YOUR INSTRUCTIONS. Wherever the word "المحرر" shows up in a line, please copy that line.
>>>
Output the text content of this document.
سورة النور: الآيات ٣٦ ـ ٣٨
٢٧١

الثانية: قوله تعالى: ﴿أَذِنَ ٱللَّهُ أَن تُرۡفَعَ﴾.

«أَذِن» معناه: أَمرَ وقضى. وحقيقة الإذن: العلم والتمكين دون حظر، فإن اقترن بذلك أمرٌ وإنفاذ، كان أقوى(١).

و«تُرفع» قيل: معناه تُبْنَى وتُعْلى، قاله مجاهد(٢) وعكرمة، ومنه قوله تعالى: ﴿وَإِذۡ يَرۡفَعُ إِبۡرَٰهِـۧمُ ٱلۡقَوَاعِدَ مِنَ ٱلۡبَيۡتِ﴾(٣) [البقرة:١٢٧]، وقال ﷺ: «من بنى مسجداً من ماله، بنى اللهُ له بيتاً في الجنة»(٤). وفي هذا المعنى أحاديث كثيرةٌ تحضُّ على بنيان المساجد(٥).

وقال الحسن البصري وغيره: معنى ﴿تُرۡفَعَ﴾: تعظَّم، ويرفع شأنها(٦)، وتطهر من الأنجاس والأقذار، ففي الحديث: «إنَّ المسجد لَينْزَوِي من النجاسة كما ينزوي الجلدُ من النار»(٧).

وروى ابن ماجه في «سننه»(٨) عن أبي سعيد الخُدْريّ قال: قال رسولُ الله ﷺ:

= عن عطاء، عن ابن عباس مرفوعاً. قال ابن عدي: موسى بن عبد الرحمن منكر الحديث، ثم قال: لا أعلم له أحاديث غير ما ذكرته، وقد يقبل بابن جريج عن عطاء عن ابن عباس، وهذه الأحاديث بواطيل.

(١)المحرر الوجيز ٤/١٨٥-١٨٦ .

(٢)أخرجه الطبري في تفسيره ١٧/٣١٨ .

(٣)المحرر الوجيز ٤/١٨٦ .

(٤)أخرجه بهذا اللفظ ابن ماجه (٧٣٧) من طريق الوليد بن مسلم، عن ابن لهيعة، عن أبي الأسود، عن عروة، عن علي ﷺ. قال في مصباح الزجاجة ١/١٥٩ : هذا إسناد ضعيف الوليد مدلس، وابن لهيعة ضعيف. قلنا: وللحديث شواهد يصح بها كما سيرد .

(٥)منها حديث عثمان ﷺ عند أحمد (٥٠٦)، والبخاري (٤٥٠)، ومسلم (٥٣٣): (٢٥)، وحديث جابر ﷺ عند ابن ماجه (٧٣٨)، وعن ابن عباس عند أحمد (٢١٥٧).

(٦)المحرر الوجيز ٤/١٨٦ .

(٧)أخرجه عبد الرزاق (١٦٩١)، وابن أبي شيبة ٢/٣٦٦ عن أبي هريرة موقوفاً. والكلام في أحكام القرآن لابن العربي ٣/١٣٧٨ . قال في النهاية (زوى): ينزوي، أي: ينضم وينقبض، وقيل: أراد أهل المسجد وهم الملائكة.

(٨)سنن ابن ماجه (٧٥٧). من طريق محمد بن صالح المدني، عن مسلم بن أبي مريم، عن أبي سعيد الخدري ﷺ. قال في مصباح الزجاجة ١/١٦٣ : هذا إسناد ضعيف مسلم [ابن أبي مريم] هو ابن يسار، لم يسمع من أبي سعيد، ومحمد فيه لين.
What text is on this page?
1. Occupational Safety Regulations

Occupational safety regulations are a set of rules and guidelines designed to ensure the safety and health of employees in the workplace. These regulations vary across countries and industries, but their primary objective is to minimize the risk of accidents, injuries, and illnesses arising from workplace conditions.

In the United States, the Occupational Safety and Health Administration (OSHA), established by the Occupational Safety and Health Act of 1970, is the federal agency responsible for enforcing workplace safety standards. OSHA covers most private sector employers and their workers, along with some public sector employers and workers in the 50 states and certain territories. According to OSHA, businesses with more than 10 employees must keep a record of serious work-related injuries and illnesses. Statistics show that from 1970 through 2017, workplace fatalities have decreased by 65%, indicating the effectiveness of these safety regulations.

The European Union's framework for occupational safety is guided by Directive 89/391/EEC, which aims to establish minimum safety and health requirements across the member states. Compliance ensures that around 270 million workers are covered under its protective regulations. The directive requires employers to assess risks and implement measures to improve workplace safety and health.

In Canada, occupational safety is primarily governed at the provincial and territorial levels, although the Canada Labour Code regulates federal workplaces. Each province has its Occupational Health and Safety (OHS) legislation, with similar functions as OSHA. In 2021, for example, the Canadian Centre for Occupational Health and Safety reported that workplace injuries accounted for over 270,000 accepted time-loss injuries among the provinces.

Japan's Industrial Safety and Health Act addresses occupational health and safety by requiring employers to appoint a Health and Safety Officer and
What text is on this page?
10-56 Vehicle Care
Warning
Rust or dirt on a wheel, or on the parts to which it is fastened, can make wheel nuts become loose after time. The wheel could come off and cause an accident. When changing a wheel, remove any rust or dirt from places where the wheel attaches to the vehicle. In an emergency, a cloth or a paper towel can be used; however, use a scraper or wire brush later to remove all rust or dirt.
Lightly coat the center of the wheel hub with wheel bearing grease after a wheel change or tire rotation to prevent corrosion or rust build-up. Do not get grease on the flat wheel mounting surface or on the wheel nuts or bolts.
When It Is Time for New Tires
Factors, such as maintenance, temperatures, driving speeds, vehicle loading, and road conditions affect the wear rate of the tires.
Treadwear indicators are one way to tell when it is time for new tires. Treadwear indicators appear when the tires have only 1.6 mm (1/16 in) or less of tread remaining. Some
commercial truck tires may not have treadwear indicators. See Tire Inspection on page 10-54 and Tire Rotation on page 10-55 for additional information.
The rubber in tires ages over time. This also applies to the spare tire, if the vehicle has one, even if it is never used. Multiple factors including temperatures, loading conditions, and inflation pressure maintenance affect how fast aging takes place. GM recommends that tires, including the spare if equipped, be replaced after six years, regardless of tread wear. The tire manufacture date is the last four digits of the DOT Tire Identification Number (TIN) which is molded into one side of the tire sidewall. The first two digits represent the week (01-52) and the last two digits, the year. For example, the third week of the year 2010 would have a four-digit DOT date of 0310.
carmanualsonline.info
<<<
IN RESPONSE.
(١)المحرر الوجيز ٤/١٨٥-١٨٦ .
(٣)المحرر الوجيز ٤/١٨٦ .
(٦)المحرر الوجيز ٤/١٨٦ .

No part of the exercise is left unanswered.